What is being asked: Return all the entries exactly, keeping pictures out.

Provided data:
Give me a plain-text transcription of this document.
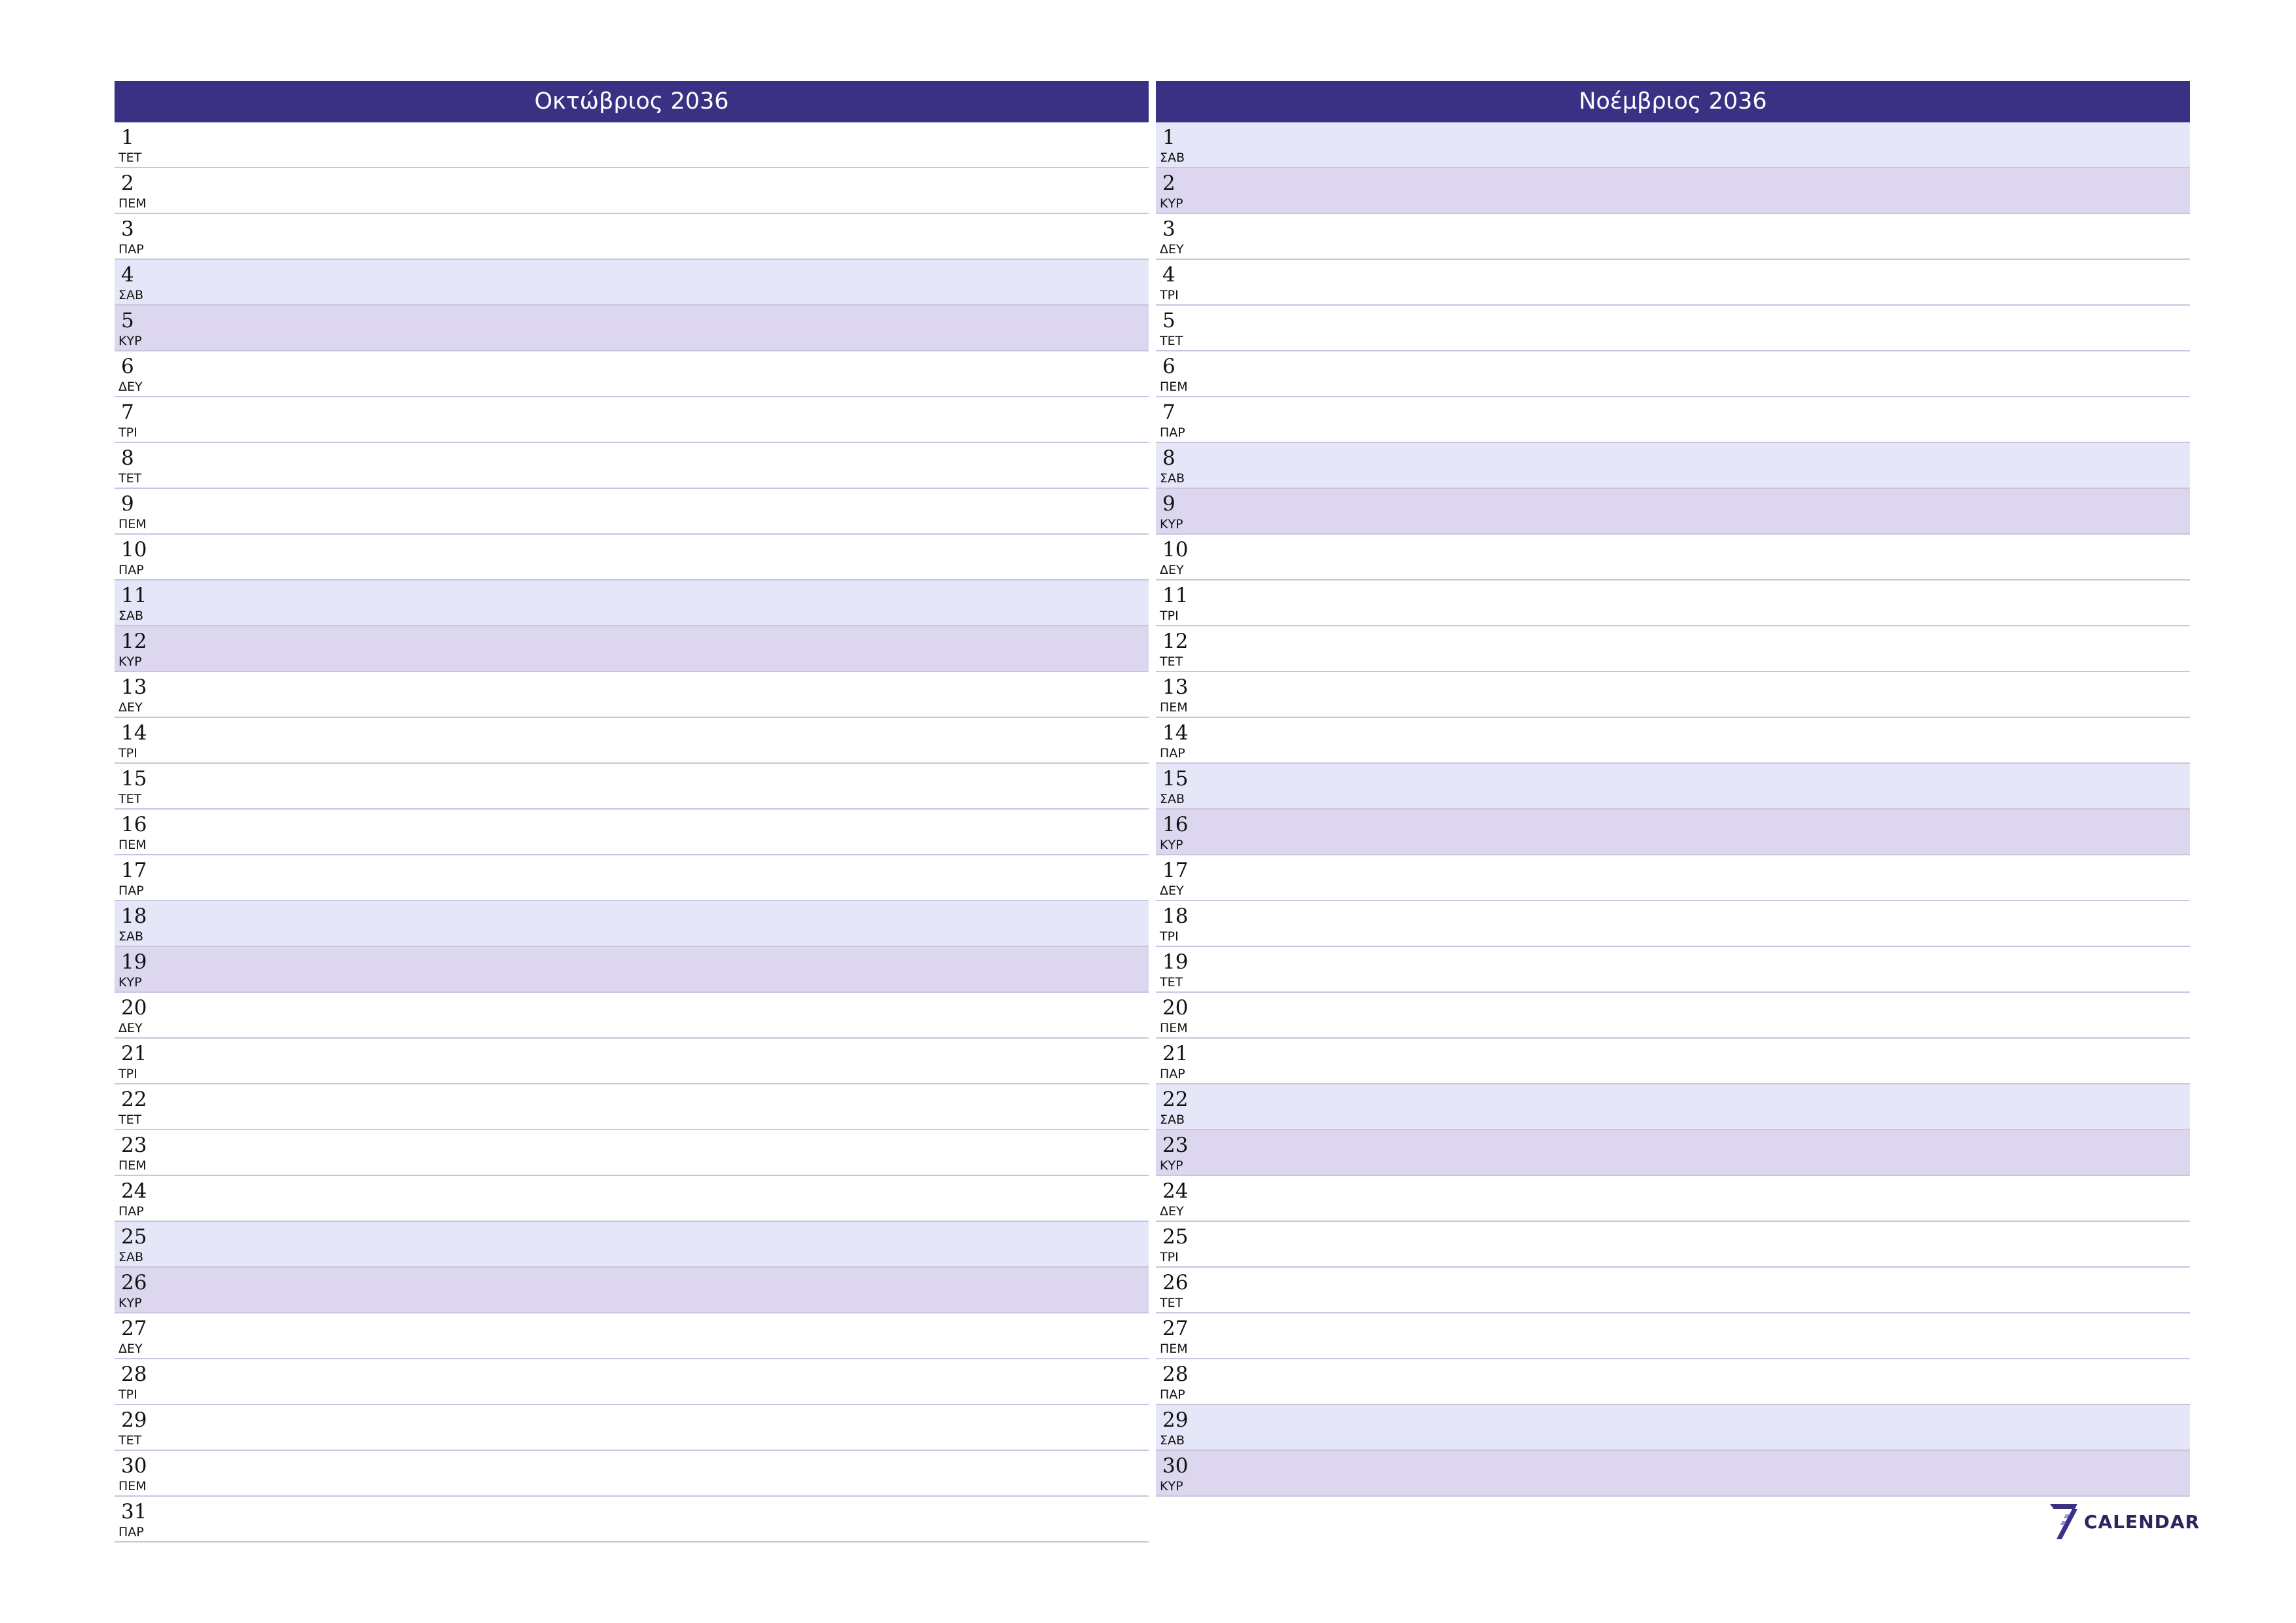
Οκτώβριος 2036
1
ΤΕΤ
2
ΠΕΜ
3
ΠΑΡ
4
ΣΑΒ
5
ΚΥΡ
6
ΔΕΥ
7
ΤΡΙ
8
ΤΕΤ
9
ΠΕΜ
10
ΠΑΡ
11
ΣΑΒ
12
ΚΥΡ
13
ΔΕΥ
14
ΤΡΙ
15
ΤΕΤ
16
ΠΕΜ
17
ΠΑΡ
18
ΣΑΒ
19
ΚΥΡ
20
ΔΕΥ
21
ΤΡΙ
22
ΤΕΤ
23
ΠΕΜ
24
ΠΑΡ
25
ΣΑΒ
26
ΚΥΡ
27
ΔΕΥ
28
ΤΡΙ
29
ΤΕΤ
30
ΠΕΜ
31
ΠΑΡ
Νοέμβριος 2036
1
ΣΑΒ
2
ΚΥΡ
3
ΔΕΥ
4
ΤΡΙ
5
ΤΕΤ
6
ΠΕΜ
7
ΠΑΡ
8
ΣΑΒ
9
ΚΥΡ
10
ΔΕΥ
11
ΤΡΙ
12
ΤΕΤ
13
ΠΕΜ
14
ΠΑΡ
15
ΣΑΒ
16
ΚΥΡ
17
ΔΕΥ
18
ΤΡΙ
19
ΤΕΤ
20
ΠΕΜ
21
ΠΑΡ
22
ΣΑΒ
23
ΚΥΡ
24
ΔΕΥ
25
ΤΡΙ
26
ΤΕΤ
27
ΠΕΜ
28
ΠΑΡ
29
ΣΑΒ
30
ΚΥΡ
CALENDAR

Exercise response:
Give me a plain-text transcription of this document.
Οκτώβριος 2036
1
ΤΕΤ
2
ΠΕΜ
3
ΠΑΡ
4
ΣΑΒ
5
ΚΥΡ
6
ΔΕΥ
7
ΤΡΙ
8
ΤΕΤ
9
ΠΕΜ
10
ΠΑΡ
11
ΣΑΒ
12
ΚΥΡ
13
ΔΕΥ
14
ΤΡΙ
15
ΤΕΤ
16
ΠΕΜ
17
ΠΑΡ
18
ΣΑΒ
19
ΚΥΡ
20
ΔΕΥ
21
ΤΡΙ
22
ΤΕΤ
23
ΠΕΜ
24
ΠΑΡ
25
ΣΑΒ
26
ΚΥΡ
27
ΔΕΥ
28
ΤΡΙ
29
ΤΕΤ
30
ΠΕΜ
31
ΠΑΡ
Νοέμβριος 2036
1
ΣΑΒ
2
ΚΥΡ
3
ΔΕΥ
4
ΤΡΙ
5
ΤΕΤ
6
ΠΕΜ
7
ΠΑΡ
8
ΣΑΒ
9
ΚΥΡ
10
ΔΕΥ
11
ΤΡΙ
12
ΤΕΤ
13
ΠΕΜ
14
ΠΑΡ
15
ΣΑΒ
16
ΚΥΡ
17
ΔΕΥ
18
ΤΡΙ
19
ΤΕΤ
20
ΠΕΜ
21
ΠΑΡ
22
ΣΑΒ
23
ΚΥΡ
24
ΔΕΥ
25
ΤΡΙ
26
ΤΕΤ
27
ΠΕΜ
28
ΠΑΡ
29
ΣΑΒ
30
ΚΥΡ
CALENDAR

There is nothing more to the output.